- _Task to carry out_:
Tally the lines that hold the string "volta", and reply with the count alone.

- _Recorded data_:
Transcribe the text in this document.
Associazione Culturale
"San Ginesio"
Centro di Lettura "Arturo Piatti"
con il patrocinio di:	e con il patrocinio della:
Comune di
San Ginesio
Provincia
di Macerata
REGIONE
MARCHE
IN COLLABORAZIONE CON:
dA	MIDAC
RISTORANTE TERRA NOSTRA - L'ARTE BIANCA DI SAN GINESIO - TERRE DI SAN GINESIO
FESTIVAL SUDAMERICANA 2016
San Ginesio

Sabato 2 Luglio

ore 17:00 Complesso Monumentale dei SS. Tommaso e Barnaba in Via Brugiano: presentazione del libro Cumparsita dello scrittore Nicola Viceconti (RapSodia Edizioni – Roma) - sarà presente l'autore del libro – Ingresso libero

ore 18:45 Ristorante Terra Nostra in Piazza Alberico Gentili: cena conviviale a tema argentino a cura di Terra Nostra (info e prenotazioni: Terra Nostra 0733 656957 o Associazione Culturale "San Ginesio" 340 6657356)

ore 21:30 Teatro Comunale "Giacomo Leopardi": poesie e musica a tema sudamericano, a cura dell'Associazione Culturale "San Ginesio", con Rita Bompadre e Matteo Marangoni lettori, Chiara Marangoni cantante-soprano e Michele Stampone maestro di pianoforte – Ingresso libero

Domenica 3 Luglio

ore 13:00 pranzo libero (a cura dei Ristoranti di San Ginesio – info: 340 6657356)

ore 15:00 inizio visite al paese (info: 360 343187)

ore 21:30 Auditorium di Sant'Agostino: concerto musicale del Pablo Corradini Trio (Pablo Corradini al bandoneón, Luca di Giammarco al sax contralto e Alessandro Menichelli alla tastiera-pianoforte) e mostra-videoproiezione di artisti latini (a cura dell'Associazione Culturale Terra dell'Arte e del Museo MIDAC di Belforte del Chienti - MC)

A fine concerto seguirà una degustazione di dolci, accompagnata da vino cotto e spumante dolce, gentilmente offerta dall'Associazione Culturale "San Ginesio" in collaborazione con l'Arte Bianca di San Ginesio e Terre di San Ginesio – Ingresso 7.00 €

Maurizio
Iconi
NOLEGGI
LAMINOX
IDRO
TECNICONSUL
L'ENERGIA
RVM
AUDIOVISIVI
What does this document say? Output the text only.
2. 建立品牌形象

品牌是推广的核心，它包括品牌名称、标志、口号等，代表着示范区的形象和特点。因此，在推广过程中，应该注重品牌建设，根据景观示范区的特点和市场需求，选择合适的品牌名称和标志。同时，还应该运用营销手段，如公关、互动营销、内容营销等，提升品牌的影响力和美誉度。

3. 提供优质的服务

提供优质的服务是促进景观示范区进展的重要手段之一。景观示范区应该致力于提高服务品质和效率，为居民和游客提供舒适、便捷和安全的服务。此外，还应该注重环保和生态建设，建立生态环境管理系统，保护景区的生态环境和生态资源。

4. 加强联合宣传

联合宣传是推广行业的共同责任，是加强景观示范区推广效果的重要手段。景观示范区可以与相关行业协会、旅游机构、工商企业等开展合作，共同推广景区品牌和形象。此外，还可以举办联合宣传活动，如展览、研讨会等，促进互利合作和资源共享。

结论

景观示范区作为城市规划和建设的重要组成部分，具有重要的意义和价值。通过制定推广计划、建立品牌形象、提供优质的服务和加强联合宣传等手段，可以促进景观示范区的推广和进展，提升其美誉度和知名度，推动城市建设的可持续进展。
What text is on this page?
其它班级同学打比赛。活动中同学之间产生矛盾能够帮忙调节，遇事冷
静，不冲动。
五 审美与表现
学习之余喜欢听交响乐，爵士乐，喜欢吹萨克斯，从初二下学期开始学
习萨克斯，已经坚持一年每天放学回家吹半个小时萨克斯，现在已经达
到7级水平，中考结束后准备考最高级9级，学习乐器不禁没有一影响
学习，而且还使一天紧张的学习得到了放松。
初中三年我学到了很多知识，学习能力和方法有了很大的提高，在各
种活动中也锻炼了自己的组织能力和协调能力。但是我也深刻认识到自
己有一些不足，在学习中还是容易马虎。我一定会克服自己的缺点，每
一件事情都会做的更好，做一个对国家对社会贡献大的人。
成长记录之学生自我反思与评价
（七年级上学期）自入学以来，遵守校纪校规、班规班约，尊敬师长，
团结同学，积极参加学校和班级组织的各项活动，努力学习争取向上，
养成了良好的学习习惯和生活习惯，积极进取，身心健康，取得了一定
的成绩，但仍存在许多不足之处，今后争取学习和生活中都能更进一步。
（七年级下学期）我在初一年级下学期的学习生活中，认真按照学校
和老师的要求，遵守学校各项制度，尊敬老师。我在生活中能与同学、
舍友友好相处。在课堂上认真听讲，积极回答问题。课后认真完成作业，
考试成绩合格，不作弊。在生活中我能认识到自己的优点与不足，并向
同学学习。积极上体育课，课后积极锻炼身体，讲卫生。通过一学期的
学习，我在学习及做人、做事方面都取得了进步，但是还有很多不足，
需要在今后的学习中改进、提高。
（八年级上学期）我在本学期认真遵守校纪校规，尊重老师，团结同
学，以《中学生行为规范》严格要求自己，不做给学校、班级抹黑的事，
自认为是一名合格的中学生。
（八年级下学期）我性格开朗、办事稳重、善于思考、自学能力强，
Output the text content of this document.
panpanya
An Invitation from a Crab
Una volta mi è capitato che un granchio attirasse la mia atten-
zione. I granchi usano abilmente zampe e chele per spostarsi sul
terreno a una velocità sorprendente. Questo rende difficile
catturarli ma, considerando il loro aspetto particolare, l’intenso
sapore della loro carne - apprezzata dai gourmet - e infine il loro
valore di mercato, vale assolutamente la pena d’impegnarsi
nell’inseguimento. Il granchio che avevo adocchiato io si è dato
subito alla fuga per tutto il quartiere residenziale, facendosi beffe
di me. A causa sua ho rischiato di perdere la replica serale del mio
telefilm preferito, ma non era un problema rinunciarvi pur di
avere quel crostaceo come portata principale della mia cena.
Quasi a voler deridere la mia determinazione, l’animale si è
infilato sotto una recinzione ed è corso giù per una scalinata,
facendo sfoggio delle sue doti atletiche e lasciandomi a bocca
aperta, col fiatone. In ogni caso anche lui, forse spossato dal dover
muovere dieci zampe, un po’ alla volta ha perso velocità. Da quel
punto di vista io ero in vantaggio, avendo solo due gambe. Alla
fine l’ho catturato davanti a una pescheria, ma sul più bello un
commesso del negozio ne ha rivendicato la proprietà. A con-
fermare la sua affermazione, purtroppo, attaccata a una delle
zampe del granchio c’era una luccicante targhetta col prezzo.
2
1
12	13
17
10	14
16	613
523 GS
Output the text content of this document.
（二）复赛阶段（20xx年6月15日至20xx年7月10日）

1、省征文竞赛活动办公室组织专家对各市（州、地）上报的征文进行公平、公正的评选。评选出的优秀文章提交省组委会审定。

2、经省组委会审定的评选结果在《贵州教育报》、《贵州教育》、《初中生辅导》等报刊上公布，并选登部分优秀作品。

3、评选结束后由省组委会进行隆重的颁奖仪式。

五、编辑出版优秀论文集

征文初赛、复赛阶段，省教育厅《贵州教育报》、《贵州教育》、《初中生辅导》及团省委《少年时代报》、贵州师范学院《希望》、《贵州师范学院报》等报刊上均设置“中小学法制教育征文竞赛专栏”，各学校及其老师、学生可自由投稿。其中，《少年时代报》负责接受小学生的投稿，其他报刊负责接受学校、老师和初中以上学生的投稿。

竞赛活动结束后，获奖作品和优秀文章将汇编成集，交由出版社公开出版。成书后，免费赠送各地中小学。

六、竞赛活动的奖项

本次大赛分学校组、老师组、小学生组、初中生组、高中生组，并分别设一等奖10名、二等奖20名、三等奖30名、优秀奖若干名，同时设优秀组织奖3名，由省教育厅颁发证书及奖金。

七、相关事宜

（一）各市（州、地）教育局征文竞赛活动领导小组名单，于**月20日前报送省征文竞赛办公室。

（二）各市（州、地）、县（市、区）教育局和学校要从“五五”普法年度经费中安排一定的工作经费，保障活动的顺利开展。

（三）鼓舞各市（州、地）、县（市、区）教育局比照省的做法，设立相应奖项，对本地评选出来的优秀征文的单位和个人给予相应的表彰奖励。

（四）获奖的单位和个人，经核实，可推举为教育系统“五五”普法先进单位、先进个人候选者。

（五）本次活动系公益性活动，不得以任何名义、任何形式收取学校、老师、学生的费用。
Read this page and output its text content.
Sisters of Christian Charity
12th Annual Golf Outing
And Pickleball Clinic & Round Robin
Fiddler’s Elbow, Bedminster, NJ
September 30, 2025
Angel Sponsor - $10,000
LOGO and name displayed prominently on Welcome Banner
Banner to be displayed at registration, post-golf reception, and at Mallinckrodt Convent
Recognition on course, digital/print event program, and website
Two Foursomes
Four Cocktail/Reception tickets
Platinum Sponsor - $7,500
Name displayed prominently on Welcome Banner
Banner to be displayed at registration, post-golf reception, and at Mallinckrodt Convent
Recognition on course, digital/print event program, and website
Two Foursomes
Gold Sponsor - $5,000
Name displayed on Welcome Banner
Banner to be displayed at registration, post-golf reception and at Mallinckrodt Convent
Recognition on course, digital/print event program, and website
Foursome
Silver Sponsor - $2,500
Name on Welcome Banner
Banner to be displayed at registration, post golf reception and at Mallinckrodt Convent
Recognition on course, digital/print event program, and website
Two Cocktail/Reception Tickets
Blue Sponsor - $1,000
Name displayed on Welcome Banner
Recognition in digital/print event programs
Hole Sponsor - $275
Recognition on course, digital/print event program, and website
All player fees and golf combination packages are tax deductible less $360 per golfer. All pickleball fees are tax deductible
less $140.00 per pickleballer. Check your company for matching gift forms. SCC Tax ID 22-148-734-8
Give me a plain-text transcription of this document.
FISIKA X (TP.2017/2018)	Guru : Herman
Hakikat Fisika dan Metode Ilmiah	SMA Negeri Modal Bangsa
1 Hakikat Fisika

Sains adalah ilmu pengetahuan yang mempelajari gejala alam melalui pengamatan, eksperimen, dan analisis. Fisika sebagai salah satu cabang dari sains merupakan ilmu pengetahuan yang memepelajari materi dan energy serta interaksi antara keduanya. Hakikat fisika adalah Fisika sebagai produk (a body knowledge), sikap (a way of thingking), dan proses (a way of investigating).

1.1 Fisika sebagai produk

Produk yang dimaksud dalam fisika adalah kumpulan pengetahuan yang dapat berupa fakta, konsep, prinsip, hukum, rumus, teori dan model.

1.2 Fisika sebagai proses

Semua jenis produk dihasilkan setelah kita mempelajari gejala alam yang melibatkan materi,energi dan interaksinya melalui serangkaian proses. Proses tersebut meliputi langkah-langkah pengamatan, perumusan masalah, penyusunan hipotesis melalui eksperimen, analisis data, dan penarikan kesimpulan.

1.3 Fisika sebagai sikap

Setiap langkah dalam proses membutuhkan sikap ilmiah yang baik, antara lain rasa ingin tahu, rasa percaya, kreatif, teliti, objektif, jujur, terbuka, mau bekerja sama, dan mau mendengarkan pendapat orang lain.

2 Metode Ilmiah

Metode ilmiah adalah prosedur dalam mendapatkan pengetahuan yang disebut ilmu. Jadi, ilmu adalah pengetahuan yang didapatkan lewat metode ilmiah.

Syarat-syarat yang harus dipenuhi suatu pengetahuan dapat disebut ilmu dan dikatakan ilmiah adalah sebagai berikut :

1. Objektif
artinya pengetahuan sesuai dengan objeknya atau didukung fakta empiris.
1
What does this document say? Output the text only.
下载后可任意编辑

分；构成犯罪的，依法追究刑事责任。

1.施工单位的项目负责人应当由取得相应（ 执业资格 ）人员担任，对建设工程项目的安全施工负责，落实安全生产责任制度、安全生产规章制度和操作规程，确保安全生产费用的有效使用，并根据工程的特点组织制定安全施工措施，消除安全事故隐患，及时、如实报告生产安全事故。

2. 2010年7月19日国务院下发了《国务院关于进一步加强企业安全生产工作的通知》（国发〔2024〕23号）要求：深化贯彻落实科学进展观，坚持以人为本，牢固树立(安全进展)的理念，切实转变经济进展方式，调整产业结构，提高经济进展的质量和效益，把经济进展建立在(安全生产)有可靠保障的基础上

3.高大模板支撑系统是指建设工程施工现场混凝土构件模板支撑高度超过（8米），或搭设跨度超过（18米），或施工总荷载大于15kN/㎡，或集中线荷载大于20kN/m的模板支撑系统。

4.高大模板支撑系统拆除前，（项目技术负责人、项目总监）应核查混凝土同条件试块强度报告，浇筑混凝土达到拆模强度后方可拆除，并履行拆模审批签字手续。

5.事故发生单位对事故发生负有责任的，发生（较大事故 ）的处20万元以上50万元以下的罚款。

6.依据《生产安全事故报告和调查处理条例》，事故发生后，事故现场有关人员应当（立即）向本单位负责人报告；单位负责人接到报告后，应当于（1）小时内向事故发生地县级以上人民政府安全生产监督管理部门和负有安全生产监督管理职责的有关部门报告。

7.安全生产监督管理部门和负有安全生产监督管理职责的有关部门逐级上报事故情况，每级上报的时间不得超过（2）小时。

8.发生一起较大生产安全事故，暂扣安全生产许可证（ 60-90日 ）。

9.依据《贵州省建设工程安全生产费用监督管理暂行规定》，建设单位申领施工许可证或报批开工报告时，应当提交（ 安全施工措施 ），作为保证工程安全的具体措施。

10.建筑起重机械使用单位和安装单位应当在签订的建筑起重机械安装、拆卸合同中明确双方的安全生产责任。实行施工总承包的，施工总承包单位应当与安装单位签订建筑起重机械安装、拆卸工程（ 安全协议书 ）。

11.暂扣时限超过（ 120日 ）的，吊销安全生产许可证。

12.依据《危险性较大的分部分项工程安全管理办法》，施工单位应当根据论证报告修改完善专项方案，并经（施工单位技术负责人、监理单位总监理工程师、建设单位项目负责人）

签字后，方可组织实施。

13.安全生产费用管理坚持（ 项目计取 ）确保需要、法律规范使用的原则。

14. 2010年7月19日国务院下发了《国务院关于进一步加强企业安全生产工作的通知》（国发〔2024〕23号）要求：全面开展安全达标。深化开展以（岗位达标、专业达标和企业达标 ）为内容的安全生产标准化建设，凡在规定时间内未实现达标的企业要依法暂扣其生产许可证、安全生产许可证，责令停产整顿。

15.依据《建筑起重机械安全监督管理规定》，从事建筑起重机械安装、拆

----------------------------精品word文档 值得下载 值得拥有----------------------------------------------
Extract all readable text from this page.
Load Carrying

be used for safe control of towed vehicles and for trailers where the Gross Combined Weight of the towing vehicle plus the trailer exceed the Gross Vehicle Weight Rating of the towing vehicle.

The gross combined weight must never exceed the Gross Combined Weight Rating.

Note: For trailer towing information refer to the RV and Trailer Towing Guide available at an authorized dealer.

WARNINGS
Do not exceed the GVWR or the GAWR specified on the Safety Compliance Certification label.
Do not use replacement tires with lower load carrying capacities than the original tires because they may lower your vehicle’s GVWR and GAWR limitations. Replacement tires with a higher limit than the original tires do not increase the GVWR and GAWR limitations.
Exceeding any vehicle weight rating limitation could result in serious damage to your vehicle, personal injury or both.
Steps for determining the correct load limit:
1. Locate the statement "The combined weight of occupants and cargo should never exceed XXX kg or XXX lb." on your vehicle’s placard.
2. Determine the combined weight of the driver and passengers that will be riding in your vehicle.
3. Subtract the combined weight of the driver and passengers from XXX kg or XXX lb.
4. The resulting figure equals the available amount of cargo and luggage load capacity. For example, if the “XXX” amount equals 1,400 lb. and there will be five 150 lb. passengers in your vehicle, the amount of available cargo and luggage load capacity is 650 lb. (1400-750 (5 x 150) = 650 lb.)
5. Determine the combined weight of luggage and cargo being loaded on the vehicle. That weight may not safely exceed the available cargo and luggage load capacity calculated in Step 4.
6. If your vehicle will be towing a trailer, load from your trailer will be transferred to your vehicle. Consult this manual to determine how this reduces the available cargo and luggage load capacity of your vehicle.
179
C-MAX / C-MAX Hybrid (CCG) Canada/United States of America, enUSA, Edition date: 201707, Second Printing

- _Exercise output_:
2